**EXERCISE DETAILS:**
Read the lines below. Copy out any that hold the string "Curing".
--- start DATA ROWS ---
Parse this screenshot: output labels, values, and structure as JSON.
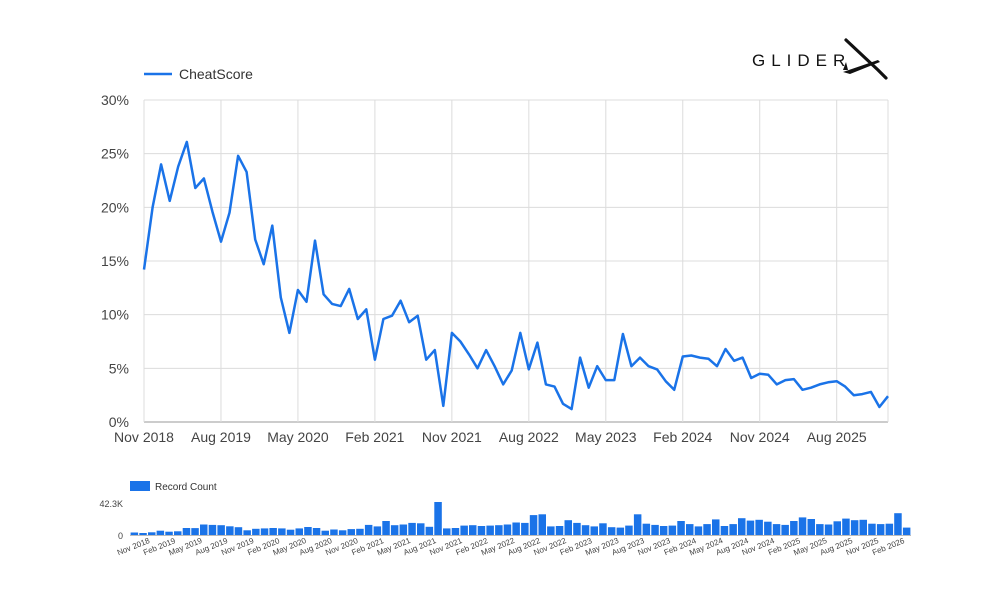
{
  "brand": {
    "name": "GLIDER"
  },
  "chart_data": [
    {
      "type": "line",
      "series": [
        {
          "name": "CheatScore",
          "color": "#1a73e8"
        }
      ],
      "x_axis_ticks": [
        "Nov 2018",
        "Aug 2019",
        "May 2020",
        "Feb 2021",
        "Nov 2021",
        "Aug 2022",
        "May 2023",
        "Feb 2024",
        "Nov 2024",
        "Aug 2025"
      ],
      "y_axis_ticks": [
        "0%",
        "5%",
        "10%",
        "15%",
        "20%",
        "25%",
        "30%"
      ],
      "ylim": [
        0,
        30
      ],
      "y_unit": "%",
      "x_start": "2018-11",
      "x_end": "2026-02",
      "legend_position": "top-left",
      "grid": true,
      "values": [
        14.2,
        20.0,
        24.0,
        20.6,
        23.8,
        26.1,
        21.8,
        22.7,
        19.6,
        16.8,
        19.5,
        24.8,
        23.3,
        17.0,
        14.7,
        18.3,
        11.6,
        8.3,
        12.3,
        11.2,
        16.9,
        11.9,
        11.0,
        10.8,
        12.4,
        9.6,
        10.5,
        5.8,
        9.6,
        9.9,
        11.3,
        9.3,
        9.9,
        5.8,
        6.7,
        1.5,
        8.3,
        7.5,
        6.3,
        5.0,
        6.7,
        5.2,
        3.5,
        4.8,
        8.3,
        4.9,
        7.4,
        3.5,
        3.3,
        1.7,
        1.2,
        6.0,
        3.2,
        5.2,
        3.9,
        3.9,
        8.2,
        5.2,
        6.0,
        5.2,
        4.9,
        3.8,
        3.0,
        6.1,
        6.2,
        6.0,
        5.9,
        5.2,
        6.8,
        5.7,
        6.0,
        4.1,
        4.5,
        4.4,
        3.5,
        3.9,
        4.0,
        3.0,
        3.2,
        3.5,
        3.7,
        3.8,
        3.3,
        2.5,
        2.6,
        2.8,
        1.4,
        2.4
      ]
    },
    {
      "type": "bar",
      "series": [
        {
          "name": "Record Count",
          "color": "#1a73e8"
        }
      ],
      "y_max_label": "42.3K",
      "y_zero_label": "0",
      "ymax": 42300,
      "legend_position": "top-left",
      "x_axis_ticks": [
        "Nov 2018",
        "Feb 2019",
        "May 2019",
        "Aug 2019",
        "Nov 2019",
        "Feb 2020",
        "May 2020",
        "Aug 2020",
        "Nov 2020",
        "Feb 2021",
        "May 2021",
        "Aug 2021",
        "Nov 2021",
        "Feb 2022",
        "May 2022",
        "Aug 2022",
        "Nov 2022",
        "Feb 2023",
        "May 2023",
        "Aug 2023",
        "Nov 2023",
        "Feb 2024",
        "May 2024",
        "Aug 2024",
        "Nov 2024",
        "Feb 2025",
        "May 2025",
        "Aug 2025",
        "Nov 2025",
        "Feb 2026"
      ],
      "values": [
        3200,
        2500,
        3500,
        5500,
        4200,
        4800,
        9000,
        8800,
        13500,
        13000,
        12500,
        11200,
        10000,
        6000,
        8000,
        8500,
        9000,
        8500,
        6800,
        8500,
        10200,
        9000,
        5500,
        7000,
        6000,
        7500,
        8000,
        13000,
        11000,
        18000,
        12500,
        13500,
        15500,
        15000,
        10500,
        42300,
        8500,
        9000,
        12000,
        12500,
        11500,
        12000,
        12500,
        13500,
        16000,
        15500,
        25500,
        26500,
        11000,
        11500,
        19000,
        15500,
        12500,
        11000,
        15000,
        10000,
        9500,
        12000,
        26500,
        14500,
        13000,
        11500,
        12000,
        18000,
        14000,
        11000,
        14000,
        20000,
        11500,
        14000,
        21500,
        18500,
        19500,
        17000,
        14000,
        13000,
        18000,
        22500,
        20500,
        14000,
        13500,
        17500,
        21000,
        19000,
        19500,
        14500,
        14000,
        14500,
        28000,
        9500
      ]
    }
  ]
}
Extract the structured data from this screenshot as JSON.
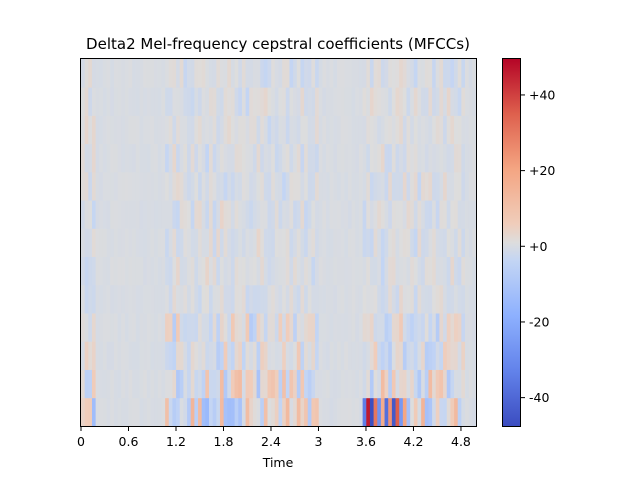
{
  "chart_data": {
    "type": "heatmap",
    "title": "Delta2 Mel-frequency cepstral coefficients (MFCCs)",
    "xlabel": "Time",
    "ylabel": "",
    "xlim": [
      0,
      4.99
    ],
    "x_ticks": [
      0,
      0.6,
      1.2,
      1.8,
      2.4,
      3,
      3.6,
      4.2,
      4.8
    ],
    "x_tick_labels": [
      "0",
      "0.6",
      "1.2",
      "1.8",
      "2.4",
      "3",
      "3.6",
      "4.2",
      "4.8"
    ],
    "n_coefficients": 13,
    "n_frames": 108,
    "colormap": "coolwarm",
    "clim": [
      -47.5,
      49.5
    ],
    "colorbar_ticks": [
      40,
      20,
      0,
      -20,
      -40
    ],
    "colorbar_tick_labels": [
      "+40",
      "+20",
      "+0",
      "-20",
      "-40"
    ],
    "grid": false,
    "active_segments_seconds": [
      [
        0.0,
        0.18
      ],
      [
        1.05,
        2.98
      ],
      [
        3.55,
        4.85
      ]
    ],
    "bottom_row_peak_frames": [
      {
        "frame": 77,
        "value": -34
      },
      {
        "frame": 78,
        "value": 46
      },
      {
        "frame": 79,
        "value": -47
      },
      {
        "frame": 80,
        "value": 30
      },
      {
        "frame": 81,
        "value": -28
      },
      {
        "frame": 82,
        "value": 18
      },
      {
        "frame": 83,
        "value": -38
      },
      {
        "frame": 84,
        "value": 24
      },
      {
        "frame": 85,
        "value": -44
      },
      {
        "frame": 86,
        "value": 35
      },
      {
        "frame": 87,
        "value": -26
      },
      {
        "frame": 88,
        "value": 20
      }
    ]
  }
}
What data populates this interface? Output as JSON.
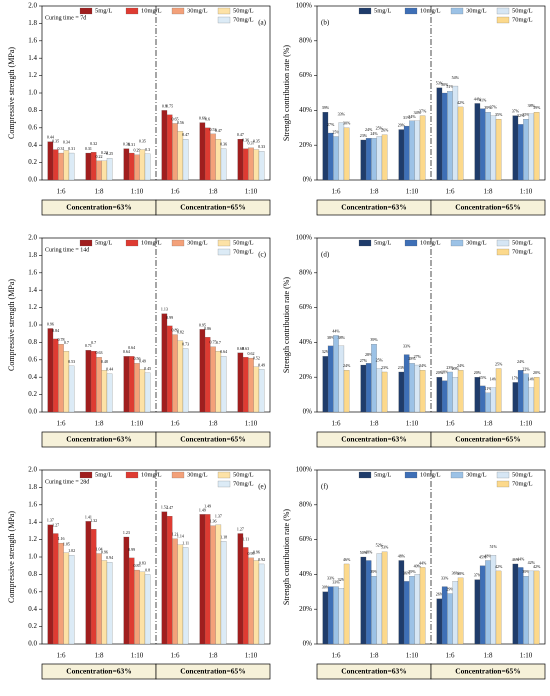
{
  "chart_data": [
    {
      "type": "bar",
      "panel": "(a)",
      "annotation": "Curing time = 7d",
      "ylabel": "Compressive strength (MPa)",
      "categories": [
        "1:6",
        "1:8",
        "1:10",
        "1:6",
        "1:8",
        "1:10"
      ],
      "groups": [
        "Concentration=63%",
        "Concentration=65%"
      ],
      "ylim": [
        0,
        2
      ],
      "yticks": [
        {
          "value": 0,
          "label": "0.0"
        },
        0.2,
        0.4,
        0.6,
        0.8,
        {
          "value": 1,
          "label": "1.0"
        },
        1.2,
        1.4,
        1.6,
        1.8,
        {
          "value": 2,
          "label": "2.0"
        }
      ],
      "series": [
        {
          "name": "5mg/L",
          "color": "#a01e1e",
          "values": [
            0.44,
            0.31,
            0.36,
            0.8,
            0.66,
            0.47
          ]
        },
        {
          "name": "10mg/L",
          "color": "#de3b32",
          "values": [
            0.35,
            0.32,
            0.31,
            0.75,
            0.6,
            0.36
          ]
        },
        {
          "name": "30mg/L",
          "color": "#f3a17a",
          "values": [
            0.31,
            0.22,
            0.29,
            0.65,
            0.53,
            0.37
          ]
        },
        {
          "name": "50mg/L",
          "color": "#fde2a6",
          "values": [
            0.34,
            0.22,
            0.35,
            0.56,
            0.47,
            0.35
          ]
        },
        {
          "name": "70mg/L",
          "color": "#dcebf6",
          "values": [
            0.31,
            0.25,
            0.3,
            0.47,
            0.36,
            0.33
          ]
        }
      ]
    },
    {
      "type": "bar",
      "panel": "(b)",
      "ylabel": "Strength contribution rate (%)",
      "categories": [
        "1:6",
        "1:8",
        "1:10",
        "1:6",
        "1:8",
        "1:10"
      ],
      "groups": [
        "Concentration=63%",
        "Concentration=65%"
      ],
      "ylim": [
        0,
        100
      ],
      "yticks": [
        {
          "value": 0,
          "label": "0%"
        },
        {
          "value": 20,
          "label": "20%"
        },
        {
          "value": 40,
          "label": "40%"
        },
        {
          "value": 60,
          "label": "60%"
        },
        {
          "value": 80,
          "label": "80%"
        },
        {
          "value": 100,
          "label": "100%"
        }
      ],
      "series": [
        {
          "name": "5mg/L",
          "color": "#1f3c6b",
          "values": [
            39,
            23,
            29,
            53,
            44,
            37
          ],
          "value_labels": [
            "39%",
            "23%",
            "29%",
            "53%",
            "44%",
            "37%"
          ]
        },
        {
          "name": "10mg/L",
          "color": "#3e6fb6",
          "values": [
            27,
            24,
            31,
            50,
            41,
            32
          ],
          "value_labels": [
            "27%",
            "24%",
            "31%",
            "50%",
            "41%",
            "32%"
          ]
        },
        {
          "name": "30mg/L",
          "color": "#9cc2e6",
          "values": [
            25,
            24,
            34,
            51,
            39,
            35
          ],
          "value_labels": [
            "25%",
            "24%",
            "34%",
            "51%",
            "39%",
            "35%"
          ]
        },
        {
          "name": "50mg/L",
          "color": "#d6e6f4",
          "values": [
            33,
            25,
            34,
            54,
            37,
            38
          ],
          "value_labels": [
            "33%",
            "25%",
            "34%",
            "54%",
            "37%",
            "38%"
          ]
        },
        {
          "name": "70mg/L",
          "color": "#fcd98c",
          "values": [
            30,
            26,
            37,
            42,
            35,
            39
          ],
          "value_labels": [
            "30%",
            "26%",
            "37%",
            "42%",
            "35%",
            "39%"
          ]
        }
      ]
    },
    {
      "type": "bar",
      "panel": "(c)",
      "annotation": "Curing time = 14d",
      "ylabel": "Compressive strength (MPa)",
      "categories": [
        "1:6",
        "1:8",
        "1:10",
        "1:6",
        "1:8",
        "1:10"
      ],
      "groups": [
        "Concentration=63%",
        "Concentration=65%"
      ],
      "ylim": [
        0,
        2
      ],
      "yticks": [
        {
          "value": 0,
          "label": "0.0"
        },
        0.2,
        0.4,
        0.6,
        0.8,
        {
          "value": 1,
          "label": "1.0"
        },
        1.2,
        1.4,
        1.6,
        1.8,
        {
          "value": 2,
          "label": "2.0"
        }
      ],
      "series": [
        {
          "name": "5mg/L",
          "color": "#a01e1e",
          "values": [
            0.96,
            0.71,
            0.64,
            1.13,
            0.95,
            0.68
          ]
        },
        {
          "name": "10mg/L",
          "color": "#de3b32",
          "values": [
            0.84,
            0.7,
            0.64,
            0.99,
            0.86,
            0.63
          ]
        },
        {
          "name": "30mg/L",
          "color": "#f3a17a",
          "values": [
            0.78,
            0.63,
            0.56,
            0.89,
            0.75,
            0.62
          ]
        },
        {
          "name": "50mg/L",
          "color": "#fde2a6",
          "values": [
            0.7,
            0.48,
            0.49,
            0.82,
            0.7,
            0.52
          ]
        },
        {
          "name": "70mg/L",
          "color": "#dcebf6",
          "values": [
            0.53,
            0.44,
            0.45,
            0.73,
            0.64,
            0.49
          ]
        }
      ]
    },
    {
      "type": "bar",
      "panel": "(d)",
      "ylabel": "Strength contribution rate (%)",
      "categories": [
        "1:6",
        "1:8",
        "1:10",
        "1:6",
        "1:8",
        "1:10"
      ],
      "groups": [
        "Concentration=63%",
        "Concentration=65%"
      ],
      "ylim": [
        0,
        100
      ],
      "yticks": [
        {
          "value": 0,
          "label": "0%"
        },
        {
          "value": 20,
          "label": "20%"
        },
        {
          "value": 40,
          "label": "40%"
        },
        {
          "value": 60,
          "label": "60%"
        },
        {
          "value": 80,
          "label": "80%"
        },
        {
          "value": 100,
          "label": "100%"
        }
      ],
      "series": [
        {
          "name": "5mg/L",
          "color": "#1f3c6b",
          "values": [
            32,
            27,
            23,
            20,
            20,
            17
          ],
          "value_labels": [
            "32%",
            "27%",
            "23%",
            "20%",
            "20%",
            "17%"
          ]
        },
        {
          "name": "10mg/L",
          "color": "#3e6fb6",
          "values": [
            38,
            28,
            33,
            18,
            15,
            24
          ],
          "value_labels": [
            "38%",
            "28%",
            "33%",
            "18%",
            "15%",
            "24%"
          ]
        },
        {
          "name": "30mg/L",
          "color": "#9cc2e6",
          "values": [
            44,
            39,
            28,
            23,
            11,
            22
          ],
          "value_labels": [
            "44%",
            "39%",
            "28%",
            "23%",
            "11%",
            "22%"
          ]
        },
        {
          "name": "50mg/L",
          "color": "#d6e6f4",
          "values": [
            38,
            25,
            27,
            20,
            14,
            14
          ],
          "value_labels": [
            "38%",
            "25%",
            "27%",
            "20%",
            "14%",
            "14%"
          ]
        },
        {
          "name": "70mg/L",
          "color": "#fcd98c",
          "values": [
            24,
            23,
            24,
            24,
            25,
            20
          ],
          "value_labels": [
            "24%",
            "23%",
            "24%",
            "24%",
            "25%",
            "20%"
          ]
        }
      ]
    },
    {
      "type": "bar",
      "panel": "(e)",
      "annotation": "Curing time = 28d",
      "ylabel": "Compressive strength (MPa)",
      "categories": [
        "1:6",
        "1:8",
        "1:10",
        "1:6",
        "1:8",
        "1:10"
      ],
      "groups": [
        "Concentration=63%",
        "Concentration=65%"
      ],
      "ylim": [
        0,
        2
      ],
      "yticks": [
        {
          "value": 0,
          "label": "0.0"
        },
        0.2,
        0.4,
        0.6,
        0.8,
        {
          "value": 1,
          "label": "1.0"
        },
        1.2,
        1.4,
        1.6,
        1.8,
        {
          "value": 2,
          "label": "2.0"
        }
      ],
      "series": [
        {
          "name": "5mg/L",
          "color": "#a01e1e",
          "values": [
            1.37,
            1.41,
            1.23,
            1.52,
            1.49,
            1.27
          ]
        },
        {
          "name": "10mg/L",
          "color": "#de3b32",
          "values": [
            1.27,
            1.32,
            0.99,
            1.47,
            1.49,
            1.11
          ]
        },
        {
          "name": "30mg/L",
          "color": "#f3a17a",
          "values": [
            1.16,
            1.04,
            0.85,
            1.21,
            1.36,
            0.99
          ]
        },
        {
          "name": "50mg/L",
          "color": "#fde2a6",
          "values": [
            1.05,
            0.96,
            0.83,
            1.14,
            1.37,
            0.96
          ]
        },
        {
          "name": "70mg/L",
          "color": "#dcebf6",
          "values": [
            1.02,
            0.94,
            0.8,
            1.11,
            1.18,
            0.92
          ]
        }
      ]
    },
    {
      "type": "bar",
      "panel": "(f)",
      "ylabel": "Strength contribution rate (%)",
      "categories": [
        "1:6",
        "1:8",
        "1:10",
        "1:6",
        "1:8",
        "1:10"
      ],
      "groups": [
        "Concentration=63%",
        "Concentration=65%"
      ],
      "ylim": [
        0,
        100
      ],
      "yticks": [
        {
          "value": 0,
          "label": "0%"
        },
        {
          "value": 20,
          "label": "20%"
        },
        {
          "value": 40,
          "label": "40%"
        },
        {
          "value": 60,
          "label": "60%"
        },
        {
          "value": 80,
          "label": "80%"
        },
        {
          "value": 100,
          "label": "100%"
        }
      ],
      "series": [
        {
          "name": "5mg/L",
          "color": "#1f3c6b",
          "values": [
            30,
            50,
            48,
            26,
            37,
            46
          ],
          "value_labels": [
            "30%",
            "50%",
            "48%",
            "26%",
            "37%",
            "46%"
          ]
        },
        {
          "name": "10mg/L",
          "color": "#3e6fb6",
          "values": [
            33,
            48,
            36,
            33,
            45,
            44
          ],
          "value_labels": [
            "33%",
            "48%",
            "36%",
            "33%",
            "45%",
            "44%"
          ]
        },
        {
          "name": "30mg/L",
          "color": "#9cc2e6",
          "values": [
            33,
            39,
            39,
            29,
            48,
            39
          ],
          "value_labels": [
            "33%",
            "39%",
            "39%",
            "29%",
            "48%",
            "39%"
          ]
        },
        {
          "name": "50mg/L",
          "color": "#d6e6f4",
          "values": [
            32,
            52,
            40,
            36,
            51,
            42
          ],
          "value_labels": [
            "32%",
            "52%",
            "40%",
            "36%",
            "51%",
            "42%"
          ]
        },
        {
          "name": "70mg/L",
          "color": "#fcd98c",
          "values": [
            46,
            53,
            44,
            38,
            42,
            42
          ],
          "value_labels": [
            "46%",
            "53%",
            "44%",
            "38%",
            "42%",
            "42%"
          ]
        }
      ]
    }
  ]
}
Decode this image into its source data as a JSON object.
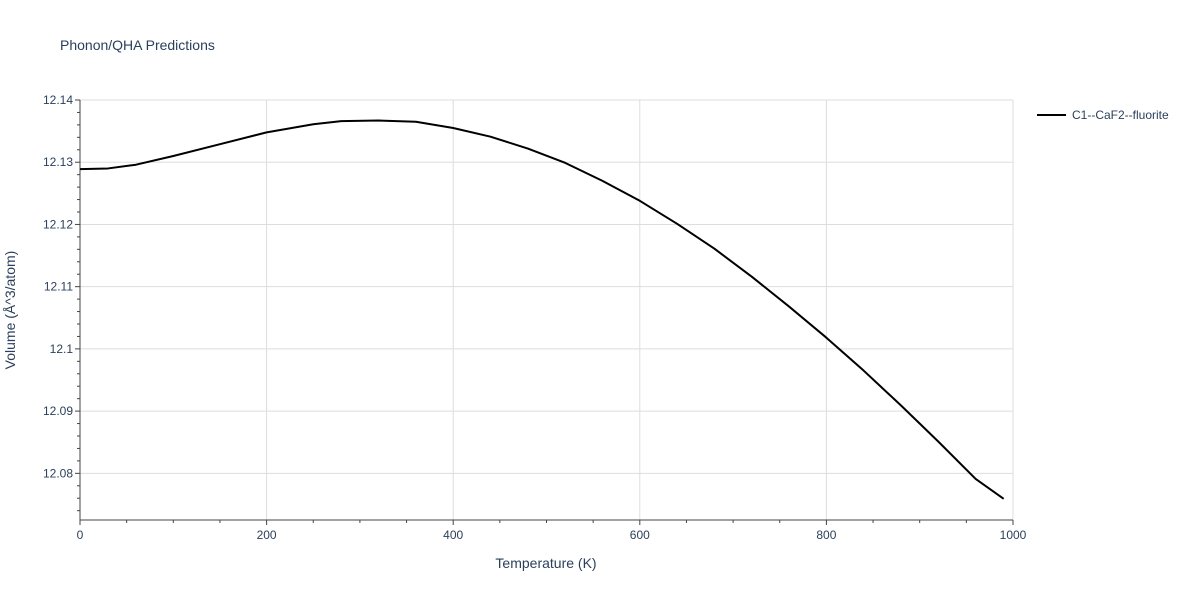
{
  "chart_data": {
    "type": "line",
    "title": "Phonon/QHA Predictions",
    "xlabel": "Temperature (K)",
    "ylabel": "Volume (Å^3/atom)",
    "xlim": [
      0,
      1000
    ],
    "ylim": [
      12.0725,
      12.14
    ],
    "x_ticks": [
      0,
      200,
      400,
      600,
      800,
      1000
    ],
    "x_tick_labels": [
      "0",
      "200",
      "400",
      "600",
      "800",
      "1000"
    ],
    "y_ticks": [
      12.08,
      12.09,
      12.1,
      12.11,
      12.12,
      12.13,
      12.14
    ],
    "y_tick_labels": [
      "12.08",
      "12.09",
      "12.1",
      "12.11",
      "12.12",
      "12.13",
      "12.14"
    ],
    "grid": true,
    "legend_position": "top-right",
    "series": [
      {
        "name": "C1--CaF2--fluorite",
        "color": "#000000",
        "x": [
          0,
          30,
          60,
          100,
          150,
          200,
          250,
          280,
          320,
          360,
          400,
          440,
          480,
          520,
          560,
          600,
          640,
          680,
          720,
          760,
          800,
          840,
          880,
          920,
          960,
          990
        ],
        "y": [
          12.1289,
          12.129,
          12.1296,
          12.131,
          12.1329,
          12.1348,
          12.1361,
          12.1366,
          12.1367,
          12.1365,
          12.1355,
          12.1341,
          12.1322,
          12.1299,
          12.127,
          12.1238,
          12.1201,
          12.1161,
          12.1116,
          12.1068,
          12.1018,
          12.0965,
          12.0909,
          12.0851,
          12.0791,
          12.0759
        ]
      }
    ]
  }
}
--- end DATA ROWS ---
**THE OUTPUT:**
      "annotation": "Curing time = 7d",
      "annotation": "Curing time = 14d",
      "annotation": "Curing time = 28d",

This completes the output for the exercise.